### What you will do
Please retype the data in full and exactly; the pictures are not part of the copy.

### Data in this exercise

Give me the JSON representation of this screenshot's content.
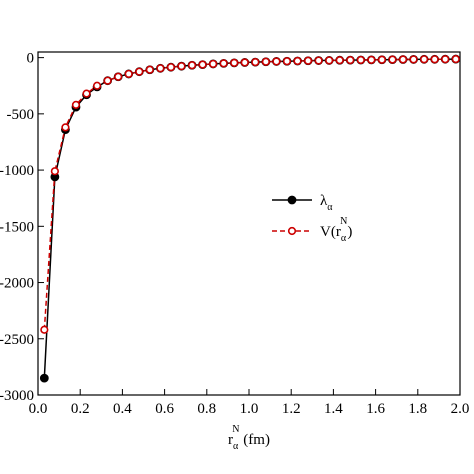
{
  "chart_data": {
    "type": "line",
    "x_label": "r_α^N (fm)",
    "xlim": [
      0,
      2
    ],
    "ylim": [
      -3000,
      50
    ],
    "xticks": [
      {
        "value": 0,
        "label": "0.0"
      },
      {
        "value": 0.2,
        "label": "0.2"
      },
      {
        "value": 0.4,
        "label": "0.4"
      },
      {
        "value": 0.6,
        "label": "0.6"
      },
      {
        "value": 0.8,
        "label": "0.8"
      },
      {
        "value": 1,
        "label": "1.0"
      },
      {
        "value": 1.2,
        "label": "1.2"
      },
      {
        "value": 1.4,
        "label": "1.4"
      },
      {
        "value": 1.6,
        "label": "1.6"
      },
      {
        "value": 1.8,
        "label": "1.8"
      },
      {
        "value": 2,
        "label": "2.0"
      }
    ],
    "yticks": [
      0,
      -500,
      -1000,
      -1500,
      -2000,
      -2500,
      -3000
    ],
    "x": [
      0.03,
      0.08,
      0.13,
      0.18,
      0.23,
      0.28,
      0.33,
      0.38,
      0.43,
      0.48,
      0.53,
      0.58,
      0.63,
      0.68,
      0.73,
      0.78,
      0.83,
      0.88,
      0.93,
      0.98,
      1.03,
      1.08,
      1.13,
      1.18,
      1.23,
      1.28,
      1.33,
      1.38,
      1.43,
      1.48,
      1.53,
      1.58,
      1.63,
      1.68,
      1.73,
      1.78,
      1.83,
      1.88,
      1.93,
      1.98
    ],
    "series": [
      {
        "name": "λ_α",
        "color": "#000000",
        "marker": "filled",
        "dash": false,
        "values": [
          -2850,
          -1060,
          -640,
          -440,
          -330,
          -260,
          -205,
          -170,
          -145,
          -125,
          -108,
          -95,
          -85,
          -76,
          -68,
          -62,
          -56,
          -51,
          -47,
          -43,
          -40,
          -37,
          -34,
          -32,
          -30,
          -28,
          -26,
          -25,
          -23,
          -22,
          -21,
          -20,
          -19,
          -18,
          -17,
          -16,
          -15,
          -15,
          -14,
          -13
        ]
      },
      {
        "name": "V(r_α^N)",
        "color": "#cc0000",
        "marker": "open",
        "dash": true,
        "values": [
          -2420,
          -1010,
          -620,
          -420,
          -320,
          -250,
          -205,
          -170,
          -145,
          -125,
          -108,
          -95,
          -85,
          -76,
          -68,
          -62,
          -56,
          -51,
          -47,
          -43,
          -40,
          -37,
          -34,
          -32,
          -30,
          -28,
          -26,
          -25,
          -23,
          -22,
          -21,
          -20,
          -19,
          -18,
          -17,
          -16,
          -15,
          -15,
          -14,
          -13
        ]
      }
    ]
  }
}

### Task result
Give me the JSON representation of this screenshot's content.
{
  "chart_data": {
    "type": "line",
    "x_label": "r_α^N (fm)",
    "xlim": [
      0,
      2
    ],
    "ylim": [
      -3000,
      50
    ],
    "xticks": [
      {
        "value": 0,
        "label": "0.0"
      },
      {
        "value": 0.2,
        "label": "0.2"
      },
      {
        "value": 0.4,
        "label": "0.4"
      },
      {
        "value": 0.6,
        "label": "0.6"
      },
      {
        "value": 0.8,
        "label": "0.8"
      },
      {
        "value": 1,
        "label": "1.0"
      },
      {
        "value": 1.2,
        "label": "1.2"
      },
      {
        "value": 1.4,
        "label": "1.4"
      },
      {
        "value": 1.6,
        "label": "1.6"
      },
      {
        "value": 1.8,
        "label": "1.8"
      },
      {
        "value": 2,
        "label": "2.0"
      }
    ],
    "yticks": [
      0,
      -500,
      -1000,
      -1500,
      -2000,
      -2500,
      -3000
    ],
    "x": [
      0.03,
      0.08,
      0.13,
      0.18,
      0.23,
      0.28,
      0.33,
      0.38,
      0.43,
      0.48,
      0.53,
      0.58,
      0.63,
      0.68,
      0.73,
      0.78,
      0.83,
      0.88,
      0.93,
      0.98,
      1.03,
      1.08,
      1.13,
      1.18,
      1.23,
      1.28,
      1.33,
      1.38,
      1.43,
      1.48,
      1.53,
      1.58,
      1.63,
      1.68,
      1.73,
      1.78,
      1.83,
      1.88,
      1.93,
      1.98
    ],
    "series": [
      {
        "name": "λ_α",
        "color": "#000000",
        "marker": "filled",
        "dash": false,
        "values": [
          -2850,
          -1060,
          -640,
          -440,
          -330,
          -260,
          -205,
          -170,
          -145,
          -125,
          -108,
          -95,
          -85,
          -76,
          -68,
          -62,
          -56,
          -51,
          -47,
          -43,
          -40,
          -37,
          -34,
          -32,
          -30,
          -28,
          -26,
          -25,
          -23,
          -22,
          -21,
          -20,
          -19,
          -18,
          -17,
          -16,
          -15,
          -15,
          -14,
          -13
        ]
      },
      {
        "name": "V(r_α^N)",
        "color": "#cc0000",
        "marker": "open",
        "dash": true,
        "values": [
          -2420,
          -1010,
          -620,
          -420,
          -320,
          -250,
          -205,
          -170,
          -145,
          -125,
          -108,
          -95,
          -85,
          -76,
          -68,
          -62,
          -56,
          -51,
          -47,
          -43,
          -40,
          -37,
          -34,
          -32,
          -30,
          -28,
          -26,
          -25,
          -23,
          -22,
          -21,
          -20,
          -19,
          -18,
          -17,
          -16,
          -15,
          -15,
          -14,
          -13
        ]
      }
    ]
  }
}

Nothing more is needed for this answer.